**What you are asked to do**
Copy the entries below unchanged, but replace each "redacted-field" with "masked-field".

**Extracted records**

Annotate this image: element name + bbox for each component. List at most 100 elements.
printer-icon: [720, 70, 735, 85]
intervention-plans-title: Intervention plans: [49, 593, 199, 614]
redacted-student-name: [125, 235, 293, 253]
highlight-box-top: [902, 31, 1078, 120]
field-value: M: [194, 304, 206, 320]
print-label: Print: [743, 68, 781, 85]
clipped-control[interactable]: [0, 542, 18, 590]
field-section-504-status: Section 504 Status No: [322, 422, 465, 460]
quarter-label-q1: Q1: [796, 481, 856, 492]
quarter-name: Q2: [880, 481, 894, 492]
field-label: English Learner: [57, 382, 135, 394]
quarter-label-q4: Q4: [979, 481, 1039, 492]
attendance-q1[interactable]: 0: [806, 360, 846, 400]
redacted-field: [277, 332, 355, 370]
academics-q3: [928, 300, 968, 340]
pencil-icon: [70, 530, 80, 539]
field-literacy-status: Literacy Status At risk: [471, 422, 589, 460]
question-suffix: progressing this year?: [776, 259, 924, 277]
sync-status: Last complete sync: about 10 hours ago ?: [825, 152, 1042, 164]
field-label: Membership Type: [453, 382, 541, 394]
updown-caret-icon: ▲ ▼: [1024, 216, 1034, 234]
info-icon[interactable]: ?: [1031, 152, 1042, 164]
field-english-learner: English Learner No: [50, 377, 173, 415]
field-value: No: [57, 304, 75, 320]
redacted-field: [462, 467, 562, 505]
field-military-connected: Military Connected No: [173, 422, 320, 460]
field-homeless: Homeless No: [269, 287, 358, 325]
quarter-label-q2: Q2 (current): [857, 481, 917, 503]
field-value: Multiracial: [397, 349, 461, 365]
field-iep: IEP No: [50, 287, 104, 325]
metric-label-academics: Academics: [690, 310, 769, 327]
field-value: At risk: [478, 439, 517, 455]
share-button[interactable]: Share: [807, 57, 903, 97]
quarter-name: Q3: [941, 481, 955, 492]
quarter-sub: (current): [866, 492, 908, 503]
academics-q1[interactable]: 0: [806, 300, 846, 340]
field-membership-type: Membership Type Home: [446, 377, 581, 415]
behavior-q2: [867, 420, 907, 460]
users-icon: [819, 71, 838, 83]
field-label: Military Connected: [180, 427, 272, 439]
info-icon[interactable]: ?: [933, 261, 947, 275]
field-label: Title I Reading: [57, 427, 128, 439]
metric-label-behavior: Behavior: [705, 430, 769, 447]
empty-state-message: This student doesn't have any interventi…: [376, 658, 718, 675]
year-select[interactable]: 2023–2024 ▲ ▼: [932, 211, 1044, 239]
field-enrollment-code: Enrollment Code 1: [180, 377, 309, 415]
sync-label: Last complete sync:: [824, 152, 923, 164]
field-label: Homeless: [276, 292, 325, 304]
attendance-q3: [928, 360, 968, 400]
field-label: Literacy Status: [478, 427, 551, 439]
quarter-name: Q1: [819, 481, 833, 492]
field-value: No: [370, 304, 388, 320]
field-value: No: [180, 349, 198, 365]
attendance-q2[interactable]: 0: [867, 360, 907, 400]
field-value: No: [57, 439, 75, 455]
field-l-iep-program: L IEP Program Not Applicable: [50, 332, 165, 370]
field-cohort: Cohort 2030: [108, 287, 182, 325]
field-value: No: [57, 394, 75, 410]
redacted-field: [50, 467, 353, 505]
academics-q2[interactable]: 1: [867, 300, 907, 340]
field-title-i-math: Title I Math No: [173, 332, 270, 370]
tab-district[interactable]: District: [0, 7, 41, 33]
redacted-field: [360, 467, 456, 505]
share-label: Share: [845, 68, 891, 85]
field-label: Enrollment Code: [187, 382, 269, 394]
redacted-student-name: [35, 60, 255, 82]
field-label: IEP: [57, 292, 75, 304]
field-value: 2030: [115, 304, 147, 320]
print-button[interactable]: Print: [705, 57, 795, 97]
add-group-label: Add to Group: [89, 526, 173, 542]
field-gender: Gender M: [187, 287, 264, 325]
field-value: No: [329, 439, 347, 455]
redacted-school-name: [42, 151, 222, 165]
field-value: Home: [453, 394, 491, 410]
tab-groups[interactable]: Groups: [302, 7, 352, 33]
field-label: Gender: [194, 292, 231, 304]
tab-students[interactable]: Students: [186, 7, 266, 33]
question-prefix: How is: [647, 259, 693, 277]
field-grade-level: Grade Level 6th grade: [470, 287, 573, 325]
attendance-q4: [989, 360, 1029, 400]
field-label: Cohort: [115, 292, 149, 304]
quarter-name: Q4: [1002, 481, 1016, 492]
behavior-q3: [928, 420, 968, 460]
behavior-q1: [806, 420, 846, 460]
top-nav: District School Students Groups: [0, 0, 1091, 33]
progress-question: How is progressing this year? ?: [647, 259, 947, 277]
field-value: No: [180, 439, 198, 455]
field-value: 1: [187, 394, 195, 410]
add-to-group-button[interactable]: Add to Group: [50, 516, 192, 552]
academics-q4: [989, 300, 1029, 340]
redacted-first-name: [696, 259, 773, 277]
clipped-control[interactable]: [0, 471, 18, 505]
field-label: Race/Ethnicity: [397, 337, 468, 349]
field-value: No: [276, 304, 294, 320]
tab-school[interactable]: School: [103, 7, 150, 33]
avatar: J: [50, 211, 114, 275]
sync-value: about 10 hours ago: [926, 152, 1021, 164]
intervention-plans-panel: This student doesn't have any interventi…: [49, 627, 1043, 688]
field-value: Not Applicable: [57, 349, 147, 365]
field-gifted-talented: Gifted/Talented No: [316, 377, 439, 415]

**Right answer**
Annotate this image: element name + bbox for each component. List at most 100 elements.
printer-icon: [720, 70, 735, 85]
intervention-plans-title: Intervention plans: [49, 593, 199, 614]
redacted-student-name: [125, 235, 293, 253]
highlight-box-top: [902, 31, 1078, 120]
field-value: M: [194, 304, 206, 320]
print-label: Print: [743, 68, 781, 85]
clipped-control[interactable]: [0, 542, 18, 590]
field-section-504-status: Section 504 Status No: [322, 422, 465, 460]
quarter-label-q1: Q1: [796, 481, 856, 492]
quarter-name: Q2: [880, 481, 894, 492]
field-label: English Learner: [57, 382, 135, 394]
quarter-label-q4: Q4: [979, 481, 1039, 492]
attendance-q1[interactable]: 0: [806, 360, 846, 400]
masked-field: [277, 332, 355, 370]
academics-q3: [928, 300, 968, 340]
pencil-icon: [70, 530, 80, 539]
field-literacy-status: Literacy Status At risk: [471, 422, 589, 460]
question-suffix: progressing this year?: [776, 259, 924, 277]
sync-status: Last complete sync: about 10 hours ago ?: [825, 152, 1042, 164]
field-label: Membership Type: [453, 382, 541, 394]
updown-caret-icon: ▲ ▼: [1024, 216, 1034, 234]
info-icon[interactable]: ?: [1031, 152, 1042, 164]
field-english-learner: English Learner No: [50, 377, 173, 415]
field-value: No: [57, 304, 75, 320]
masked-field: [462, 467, 562, 505]
field-military-connected: Military Connected No: [173, 422, 320, 460]
field-homeless: Homeless No: [269, 287, 358, 325]
quarter-label-q2: Q2 (current): [857, 481, 917, 503]
field-value: Multiracial: [397, 349, 461, 365]
field-iep: IEP No: [50, 287, 104, 325]
metric-label-academics: Academics: [690, 310, 769, 327]
field-value: At risk: [478, 439, 517, 455]
share-button[interactable]: Share: [807, 57, 903, 97]
quarter-name: Q3: [941, 481, 955, 492]
quarter-sub: (current): [866, 492, 908, 503]
academics-q1[interactable]: 0: [806, 300, 846, 340]
field-membership-type: Membership Type Home: [446, 377, 581, 415]
behavior-q2: [867, 420, 907, 460]
users-icon: [819, 71, 838, 83]
field-label: Military Connected: [180, 427, 272, 439]
info-icon[interactable]: ?: [933, 261, 947, 275]
field-label: Title I Reading: [57, 427, 128, 439]
metric-label-behavior: Behavior: [705, 430, 769, 447]
empty-state-message: This student doesn't have any interventi…: [376, 658, 718, 675]
year-select[interactable]: 2023–2024 ▲ ▼: [932, 211, 1044, 239]
field-enrollment-code: Enrollment Code 1: [180, 377, 309, 415]
sync-label: Last complete sync:: [824, 152, 923, 164]
field-label: Homeless: [276, 292, 325, 304]
attendance-q3: [928, 360, 968, 400]
field-label: Literacy Status: [478, 427, 551, 439]
quarter-name: Q1: [819, 481, 833, 492]
field-value: No: [370, 304, 388, 320]
field-value: No: [180, 349, 198, 365]
attendance-q2[interactable]: 0: [867, 360, 907, 400]
field-value: No: [57, 439, 75, 455]
field-l-iep-program: L IEP Program Not Applicable: [50, 332, 165, 370]
field-cohort: Cohort 2030: [108, 287, 182, 325]
field-value: No: [57, 394, 75, 410]
masked-field: [50, 467, 353, 505]
academics-q2[interactable]: 1: [867, 300, 907, 340]
field-title-i-math: Title I Math No: [173, 332, 270, 370]
tab-district[interactable]: District: [0, 7, 41, 33]
masked-field: [360, 467, 456, 505]
share-label: Share: [845, 68, 891, 85]
field-label: Enrollment Code: [187, 382, 269, 394]
redacted-student-name: [35, 60, 255, 82]
field-label: IEP: [57, 292, 75, 304]
field-value: 2030: [115, 304, 147, 320]
print-button[interactable]: Print: [705, 57, 795, 97]
add-group-label: Add to Group: [89, 526, 173, 542]
field-gender: Gender M: [187, 287, 264, 325]
field-value: No: [329, 439, 347, 455]
redacted-school-name: [42, 151, 222, 165]
field-value: Home: [453, 394, 491, 410]
tab-groups[interactable]: Groups: [302, 7, 352, 33]
field-label: Gender: [194, 292, 231, 304]
tab-students[interactable]: Students: [186, 7, 266, 33]
question-prefix: How is: [647, 259, 693, 277]
field-grade-level: Grade Level 6th grade: [470, 287, 573, 325]
attendance-q4: [989, 360, 1029, 400]
field-label: Cohort: [115, 292, 149, 304]
quarter-name: Q4: [1002, 481, 1016, 492]
behavior-q3: [928, 420, 968, 460]
behavior-q1: [806, 420, 846, 460]
top-nav: District School Students Groups: [0, 0, 1091, 33]
progress-question: How is progressing this year? ?: [647, 259, 947, 277]
field-value: No: [180, 439, 198, 455]
field-value: 1: [187, 394, 195, 410]
add-to-group-button[interactable]: Add to Group: [50, 516, 192, 552]
academics-q4: [989, 300, 1029, 340]
redacted-first-name: [696, 259, 773, 277]
clipped-control[interactable]: [0, 471, 18, 505]
field-label: Race/Ethnicity: [397, 337, 468, 349]
field-value: No: [276, 304, 294, 320]
tab-school[interactable]: School: [103, 7, 150, 33]
avatar: J: [50, 211, 114, 275]
sync-value: about 10 hours ago: [926, 152, 1021, 164]
intervention-plans-panel: This student doesn't have any interventi…: [49, 627, 1043, 688]
field-value: Not Applicable: [57, 349, 147, 365]
field-gifted-talented: Gifted/Talented No: [316, 377, 439, 415]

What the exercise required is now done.